**Given task**
Reproduce every line of the data below verbatim, leaving out the picture.

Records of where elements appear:
>>>>>

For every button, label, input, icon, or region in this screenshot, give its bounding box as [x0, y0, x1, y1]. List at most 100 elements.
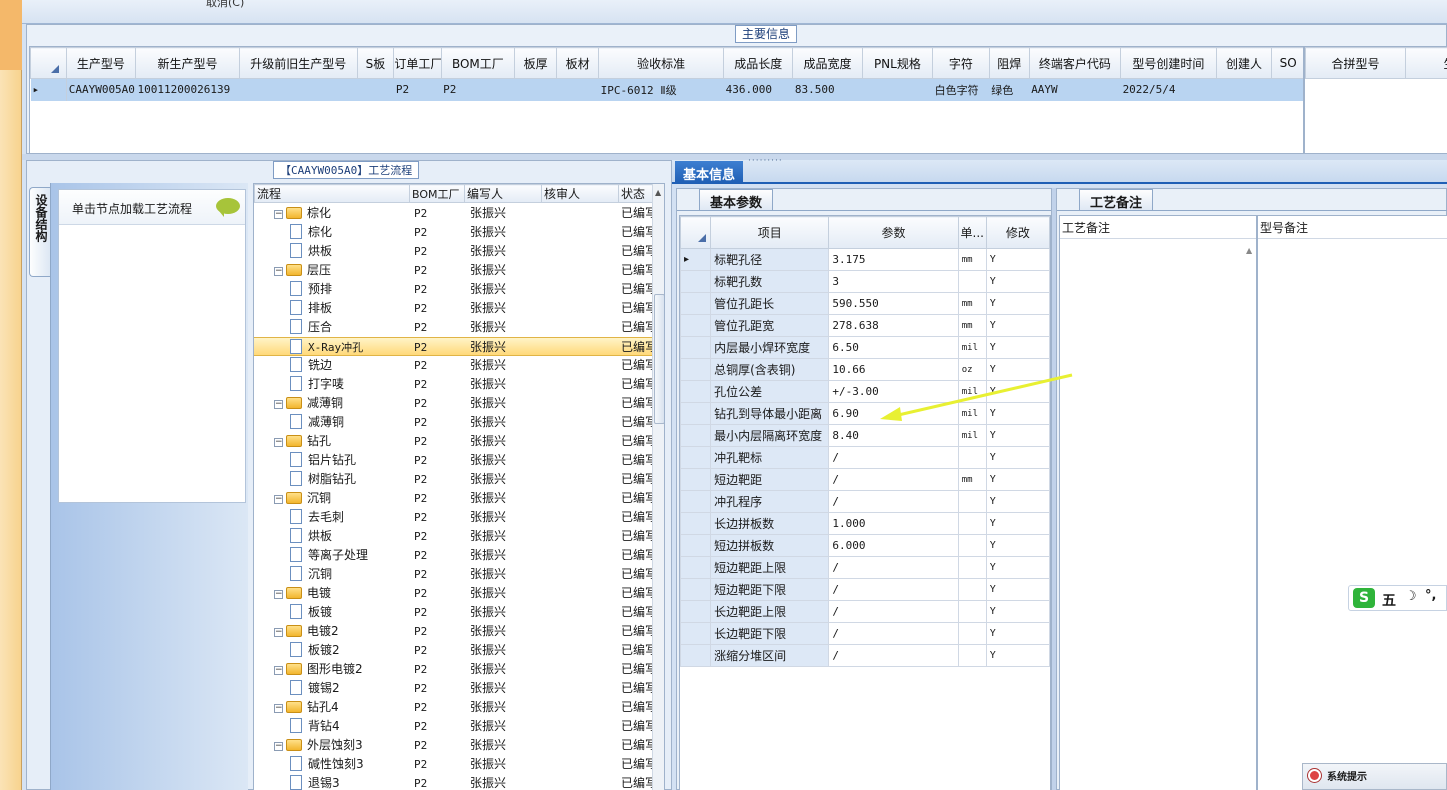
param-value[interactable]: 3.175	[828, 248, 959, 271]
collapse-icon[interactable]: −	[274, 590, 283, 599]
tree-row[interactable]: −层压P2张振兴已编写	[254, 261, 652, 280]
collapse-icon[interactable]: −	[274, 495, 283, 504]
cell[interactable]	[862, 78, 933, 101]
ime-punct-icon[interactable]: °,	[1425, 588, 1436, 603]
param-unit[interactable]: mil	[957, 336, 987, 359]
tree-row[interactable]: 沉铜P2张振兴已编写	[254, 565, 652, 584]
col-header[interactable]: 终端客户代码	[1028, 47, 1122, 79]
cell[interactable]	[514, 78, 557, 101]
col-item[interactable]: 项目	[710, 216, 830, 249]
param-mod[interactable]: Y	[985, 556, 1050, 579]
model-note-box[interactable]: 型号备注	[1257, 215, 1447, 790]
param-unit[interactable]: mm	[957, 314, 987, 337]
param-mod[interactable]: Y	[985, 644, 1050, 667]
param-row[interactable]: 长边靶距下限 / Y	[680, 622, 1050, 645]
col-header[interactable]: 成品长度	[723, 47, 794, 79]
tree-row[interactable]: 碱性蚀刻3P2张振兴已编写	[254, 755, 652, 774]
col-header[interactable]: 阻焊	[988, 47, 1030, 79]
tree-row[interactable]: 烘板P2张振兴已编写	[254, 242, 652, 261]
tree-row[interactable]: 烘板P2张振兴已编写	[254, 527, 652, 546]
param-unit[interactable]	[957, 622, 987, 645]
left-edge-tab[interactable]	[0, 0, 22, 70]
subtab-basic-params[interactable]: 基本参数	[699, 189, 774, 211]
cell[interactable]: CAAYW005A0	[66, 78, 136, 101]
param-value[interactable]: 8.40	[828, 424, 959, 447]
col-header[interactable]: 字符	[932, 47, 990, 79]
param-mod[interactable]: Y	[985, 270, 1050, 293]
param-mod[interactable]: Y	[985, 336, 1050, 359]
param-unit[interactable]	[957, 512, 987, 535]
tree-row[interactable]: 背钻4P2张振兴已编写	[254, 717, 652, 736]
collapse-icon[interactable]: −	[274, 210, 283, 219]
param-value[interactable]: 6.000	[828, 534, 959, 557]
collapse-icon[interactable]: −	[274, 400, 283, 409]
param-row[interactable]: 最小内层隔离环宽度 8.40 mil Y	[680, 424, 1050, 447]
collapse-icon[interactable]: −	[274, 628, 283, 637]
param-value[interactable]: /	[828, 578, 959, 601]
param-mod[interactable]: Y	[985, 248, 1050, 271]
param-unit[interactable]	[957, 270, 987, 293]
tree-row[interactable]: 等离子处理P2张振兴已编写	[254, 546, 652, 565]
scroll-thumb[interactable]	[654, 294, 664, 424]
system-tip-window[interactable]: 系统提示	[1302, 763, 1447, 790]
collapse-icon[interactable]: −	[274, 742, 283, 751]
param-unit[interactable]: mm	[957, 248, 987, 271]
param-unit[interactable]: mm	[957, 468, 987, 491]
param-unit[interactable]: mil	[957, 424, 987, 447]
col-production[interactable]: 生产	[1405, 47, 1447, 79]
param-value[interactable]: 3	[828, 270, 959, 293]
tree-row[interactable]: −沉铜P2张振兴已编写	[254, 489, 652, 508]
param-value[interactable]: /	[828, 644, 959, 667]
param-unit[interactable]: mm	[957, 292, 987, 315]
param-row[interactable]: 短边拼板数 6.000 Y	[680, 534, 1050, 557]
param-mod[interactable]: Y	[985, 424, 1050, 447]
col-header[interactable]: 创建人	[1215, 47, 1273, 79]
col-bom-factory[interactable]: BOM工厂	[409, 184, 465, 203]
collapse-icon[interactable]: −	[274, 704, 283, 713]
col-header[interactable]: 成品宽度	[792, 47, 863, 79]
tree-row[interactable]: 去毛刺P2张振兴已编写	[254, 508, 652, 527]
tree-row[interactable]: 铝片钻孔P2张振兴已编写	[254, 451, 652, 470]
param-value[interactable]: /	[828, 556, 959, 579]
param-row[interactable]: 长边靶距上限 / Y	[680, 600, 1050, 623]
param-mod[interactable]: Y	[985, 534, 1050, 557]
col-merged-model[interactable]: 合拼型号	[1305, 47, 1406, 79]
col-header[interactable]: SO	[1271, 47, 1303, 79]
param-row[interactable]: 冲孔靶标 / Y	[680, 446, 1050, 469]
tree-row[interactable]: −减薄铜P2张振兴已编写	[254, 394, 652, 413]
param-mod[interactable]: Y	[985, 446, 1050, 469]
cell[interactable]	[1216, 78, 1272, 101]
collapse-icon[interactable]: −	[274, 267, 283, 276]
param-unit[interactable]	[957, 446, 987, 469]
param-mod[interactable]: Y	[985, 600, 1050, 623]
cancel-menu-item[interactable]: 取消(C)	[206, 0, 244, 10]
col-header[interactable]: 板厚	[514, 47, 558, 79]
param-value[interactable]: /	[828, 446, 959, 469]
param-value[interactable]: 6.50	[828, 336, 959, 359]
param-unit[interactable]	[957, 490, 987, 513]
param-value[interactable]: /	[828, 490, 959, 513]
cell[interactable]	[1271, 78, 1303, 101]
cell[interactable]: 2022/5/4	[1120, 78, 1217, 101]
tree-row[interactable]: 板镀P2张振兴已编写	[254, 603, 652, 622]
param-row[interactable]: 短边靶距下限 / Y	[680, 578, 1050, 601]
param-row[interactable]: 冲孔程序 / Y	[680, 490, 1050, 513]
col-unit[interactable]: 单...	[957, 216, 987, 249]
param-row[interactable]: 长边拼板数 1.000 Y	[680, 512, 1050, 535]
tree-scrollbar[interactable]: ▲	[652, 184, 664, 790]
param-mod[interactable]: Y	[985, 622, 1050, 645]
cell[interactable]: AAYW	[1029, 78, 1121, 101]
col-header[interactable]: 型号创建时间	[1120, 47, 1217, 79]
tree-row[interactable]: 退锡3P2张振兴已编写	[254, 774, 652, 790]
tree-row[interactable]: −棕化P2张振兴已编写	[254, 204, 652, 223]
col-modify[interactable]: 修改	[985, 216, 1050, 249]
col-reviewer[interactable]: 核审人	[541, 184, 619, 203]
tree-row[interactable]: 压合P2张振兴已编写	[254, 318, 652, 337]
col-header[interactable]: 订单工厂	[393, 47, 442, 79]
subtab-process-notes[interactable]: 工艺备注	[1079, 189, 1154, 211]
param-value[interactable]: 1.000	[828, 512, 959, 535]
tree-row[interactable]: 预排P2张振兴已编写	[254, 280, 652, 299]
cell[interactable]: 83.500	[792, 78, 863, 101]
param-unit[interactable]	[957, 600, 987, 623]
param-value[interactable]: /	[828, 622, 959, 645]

<<<<<

**Finished answer**
For every button, label, input, icon, or region in this screenshot, give its bounding box as [x0, y0, x1, y1]. List at most 100 elements.
param-value[interactable]: 3.175	[828, 248, 959, 271]
collapse-icon[interactable]: −	[274, 590, 283, 599]
tree-row[interactable]: −层压P2张振兴已编写	[254, 261, 652, 280]
collapse-icon[interactable]: −	[274, 495, 283, 504]
cell[interactable]	[862, 78, 933, 101]
ime-punct-icon[interactable]: °,	[1425, 588, 1436, 603]
param-unit[interactable]: mil	[957, 336, 987, 359]
tree-row[interactable]: 沉铜P2张振兴已编写	[254, 565, 652, 584]
col-header[interactable]: 终端客户代码	[1028, 47, 1122, 79]
cell[interactable]	[514, 78, 557, 101]
col-item[interactable]: 项目	[710, 216, 830, 249]
param-mod[interactable]: Y	[985, 556, 1050, 579]
model-note-box[interactable]: 型号备注	[1257, 215, 1447, 790]
param-unit[interactable]: mm	[957, 314, 987, 337]
param-mod[interactable]: Y	[985, 644, 1050, 667]
param-row[interactable]: 长边靶距下限 / Y	[680, 622, 1050, 645]
col-header[interactable]: 成品长度	[723, 47, 794, 79]
tree-row[interactable]: 碱性蚀刻3P2张振兴已编写	[254, 755, 652, 774]
col-header[interactable]: 阻焊	[988, 47, 1030, 79]
tree-row[interactable]: 烘板P2张振兴已编写	[254, 242, 652, 261]
tree-row[interactable]: 烘板P2张振兴已编写	[254, 527, 652, 546]
param-unit[interactable]	[957, 622, 987, 645]
left-edge-tab[interactable]	[0, 0, 22, 70]
subtab-basic-params[interactable]: 基本参数	[699, 189, 774, 211]
cell[interactable]: CAAYW005A0	[66, 78, 136, 101]
param-value[interactable]: 8.40	[828, 424, 959, 447]
col-header[interactable]: 字符	[932, 47, 990, 79]
param-mod[interactable]: Y	[985, 270, 1050, 293]
param-mod[interactable]: Y	[985, 336, 1050, 359]
param-unit[interactable]	[957, 512, 987, 535]
tree-row[interactable]: 背钻4P2张振兴已编写	[254, 717, 652, 736]
collapse-icon[interactable]: −	[274, 210, 283, 219]
param-value[interactable]: 6.000	[828, 534, 959, 557]
collapse-icon[interactable]: −	[274, 400, 283, 409]
param-row[interactable]: 最小内层隔离环宽度 8.40 mil Y	[680, 424, 1050, 447]
collapse-icon[interactable]: −	[274, 628, 283, 637]
param-value[interactable]: /	[828, 578, 959, 601]
param-mod[interactable]: Y	[985, 248, 1050, 271]
param-unit[interactable]	[957, 270, 987, 293]
tree-row[interactable]: 等离子处理P2张振兴已编写	[254, 546, 652, 565]
scroll-thumb[interactable]	[654, 294, 664, 424]
system-tip-window[interactable]: 系统提示	[1302, 763, 1447, 790]
collapse-icon[interactable]: −	[274, 742, 283, 751]
param-unit[interactable]: mm	[957, 248, 987, 271]
param-unit[interactable]: mm	[957, 468, 987, 491]
param-unit[interactable]: mil	[957, 424, 987, 447]
col-production[interactable]: 生产	[1405, 47, 1447, 79]
param-value[interactable]: 3	[828, 270, 959, 293]
tree-row[interactable]: −沉铜P2张振兴已编写	[254, 489, 652, 508]
param-value[interactable]: /	[828, 644, 959, 667]
param-unit[interactable]: mm	[957, 292, 987, 315]
param-row[interactable]: 短边拼板数 6.000 Y	[680, 534, 1050, 557]
param-mod[interactable]: Y	[985, 424, 1050, 447]
col-header[interactable]: 创建人	[1215, 47, 1273, 79]
col-bom-factory[interactable]: BOM工厂	[409, 184, 465, 203]
collapse-icon[interactable]: −	[274, 704, 283, 713]
col-header[interactable]: 成品宽度	[792, 47, 863, 79]
tree-row[interactable]: 去毛刺P2张振兴已编写	[254, 508, 652, 527]
tree-row[interactable]: 铝片钻孔P2张振兴已编写	[254, 451, 652, 470]
param-value[interactable]: /	[828, 556, 959, 579]
param-row[interactable]: 长边靶距上限 / Y	[680, 600, 1050, 623]
param-mod[interactable]: Y	[985, 534, 1050, 557]
col-merged-model[interactable]: 合拼型号	[1305, 47, 1406, 79]
col-header[interactable]: SO	[1271, 47, 1303, 79]
param-row[interactable]: 冲孔靶标 / Y	[680, 446, 1050, 469]
tree-row[interactable]: −减薄铜P2张振兴已编写	[254, 394, 652, 413]
param-mod[interactable]: Y	[985, 446, 1050, 469]
cell[interactable]	[1216, 78, 1272, 101]
collapse-icon[interactable]: −	[274, 267, 283, 276]
param-unit[interactable]	[957, 446, 987, 469]
param-mod[interactable]: Y	[985, 600, 1050, 623]
cancel-menu-item[interactable]: 取消(C)	[206, 0, 244, 10]
col-header[interactable]: 板厚	[514, 47, 558, 79]
param-value[interactable]: /	[828, 446, 959, 469]
param-value[interactable]: 6.50	[828, 336, 959, 359]
param-unit[interactable]	[957, 490, 987, 513]
param-value[interactable]: /	[828, 490, 959, 513]
cell[interactable]	[1271, 78, 1303, 101]
cell[interactable]: 2022/5/4	[1120, 78, 1217, 101]
tree-row[interactable]: 板镀P2张振兴已编写	[254, 603, 652, 622]
param-row[interactable]: 短边靶距下限 / Y	[680, 578, 1050, 601]
param-row[interactable]: 冲孔程序 / Y	[680, 490, 1050, 513]
col-unit[interactable]: 单...	[957, 216, 987, 249]
param-row[interactable]: 长边拼板数 1.000 Y	[680, 512, 1050, 535]
tree-scrollbar[interactable]: ▲	[652, 184, 664, 790]
param-mod[interactable]: Y	[985, 622, 1050, 645]
cell[interactable]: AAYW	[1029, 78, 1121, 101]
col-header[interactable]: 型号创建时间	[1120, 47, 1217, 79]
tree-row[interactable]: 退锡3P2张振兴已编写	[254, 774, 652, 790]
tree-row[interactable]: −棕化P2张振兴已编写	[254, 204, 652, 223]
col-modify[interactable]: 修改	[985, 216, 1050, 249]
col-reviewer[interactable]: 核审人	[541, 184, 619, 203]
tree-row[interactable]: 压合P2张振兴已编写	[254, 318, 652, 337]
col-header[interactable]: 订单工厂	[393, 47, 442, 79]
subtab-process-notes[interactable]: 工艺备注	[1079, 189, 1154, 211]
param-value[interactable]: 1.000	[828, 512, 959, 535]
tree-row[interactable]: 预排P2张振兴已编写	[254, 280, 652, 299]
cell[interactable]: 83.500	[792, 78, 863, 101]
param-unit[interactable]	[957, 600, 987, 623]
param-value[interactable]: /	[828, 622, 959, 645]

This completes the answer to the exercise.